The task: Look through the material and tally each line bearing the word "name". Give only the total.

Data for the task:

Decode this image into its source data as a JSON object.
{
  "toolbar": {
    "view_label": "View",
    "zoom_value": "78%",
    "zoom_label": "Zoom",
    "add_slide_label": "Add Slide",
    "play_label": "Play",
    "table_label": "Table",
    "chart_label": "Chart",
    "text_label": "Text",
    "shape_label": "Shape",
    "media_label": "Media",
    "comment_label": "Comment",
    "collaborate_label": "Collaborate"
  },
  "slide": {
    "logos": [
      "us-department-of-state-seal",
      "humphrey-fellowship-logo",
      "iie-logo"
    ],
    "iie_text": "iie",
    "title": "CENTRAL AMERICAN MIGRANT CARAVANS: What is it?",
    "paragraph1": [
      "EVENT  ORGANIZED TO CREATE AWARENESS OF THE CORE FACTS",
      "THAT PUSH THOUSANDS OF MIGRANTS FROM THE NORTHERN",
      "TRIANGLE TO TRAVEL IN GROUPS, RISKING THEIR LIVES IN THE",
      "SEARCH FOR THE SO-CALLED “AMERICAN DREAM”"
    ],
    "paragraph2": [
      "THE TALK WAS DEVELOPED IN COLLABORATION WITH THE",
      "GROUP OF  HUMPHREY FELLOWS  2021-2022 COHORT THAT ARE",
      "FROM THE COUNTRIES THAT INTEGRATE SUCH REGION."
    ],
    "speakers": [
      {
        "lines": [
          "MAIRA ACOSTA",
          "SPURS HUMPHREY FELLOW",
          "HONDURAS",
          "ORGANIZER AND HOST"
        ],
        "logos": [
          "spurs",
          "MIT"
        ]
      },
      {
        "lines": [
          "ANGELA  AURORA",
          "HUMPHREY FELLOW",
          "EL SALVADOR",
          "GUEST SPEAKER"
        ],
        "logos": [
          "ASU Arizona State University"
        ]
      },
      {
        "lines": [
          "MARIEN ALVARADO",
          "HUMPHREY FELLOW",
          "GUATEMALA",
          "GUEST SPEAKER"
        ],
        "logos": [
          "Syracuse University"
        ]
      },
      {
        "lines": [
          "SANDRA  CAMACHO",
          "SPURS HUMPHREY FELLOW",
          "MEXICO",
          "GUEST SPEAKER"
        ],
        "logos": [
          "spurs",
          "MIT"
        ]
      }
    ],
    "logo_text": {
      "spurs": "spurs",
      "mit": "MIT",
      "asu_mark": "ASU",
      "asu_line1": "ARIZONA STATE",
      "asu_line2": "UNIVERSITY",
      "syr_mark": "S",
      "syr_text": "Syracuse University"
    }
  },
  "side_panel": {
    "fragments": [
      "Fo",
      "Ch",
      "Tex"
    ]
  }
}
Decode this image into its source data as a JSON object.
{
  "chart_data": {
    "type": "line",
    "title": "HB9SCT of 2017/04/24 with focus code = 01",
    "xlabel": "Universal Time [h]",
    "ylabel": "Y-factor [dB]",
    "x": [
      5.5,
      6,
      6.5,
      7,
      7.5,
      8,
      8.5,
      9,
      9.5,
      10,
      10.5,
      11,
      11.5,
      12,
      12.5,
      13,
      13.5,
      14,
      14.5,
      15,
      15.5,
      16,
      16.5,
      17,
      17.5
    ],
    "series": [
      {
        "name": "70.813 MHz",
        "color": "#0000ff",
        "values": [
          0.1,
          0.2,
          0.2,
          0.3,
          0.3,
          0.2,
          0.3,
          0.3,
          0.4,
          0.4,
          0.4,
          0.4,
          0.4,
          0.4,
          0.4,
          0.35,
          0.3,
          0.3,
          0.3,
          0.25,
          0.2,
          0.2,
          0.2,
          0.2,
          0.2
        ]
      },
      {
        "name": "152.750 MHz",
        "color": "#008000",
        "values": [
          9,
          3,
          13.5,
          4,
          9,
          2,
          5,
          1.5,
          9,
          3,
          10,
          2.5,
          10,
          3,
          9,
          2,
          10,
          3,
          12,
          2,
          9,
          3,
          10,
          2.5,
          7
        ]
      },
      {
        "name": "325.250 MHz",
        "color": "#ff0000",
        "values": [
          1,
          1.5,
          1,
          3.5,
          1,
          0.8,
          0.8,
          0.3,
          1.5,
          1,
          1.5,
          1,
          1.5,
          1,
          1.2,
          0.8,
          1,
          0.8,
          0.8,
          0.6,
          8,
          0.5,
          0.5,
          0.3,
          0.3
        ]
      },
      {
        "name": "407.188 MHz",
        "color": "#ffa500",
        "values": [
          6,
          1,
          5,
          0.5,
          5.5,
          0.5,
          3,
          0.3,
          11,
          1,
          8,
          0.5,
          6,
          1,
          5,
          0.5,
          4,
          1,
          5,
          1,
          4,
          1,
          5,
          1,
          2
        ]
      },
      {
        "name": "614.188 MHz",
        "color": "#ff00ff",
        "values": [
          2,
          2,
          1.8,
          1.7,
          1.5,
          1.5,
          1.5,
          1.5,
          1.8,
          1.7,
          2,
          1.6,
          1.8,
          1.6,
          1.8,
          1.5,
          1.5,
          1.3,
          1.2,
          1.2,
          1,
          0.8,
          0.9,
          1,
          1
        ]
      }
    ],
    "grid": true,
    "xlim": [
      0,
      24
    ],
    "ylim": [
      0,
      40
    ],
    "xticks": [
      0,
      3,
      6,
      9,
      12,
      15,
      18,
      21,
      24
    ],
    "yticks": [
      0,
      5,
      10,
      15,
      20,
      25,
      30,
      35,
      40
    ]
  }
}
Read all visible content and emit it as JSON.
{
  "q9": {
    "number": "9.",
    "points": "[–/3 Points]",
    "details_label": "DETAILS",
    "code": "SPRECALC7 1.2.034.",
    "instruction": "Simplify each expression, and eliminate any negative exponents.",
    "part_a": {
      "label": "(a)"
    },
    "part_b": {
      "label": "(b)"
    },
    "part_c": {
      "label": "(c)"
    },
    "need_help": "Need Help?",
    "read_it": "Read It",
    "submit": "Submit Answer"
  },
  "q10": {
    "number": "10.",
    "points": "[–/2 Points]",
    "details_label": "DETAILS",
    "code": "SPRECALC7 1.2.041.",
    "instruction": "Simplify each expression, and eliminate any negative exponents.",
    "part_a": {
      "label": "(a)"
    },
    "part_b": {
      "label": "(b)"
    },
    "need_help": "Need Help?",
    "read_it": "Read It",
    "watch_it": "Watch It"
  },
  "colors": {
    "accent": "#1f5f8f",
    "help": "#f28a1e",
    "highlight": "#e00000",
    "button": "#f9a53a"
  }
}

Task output: 5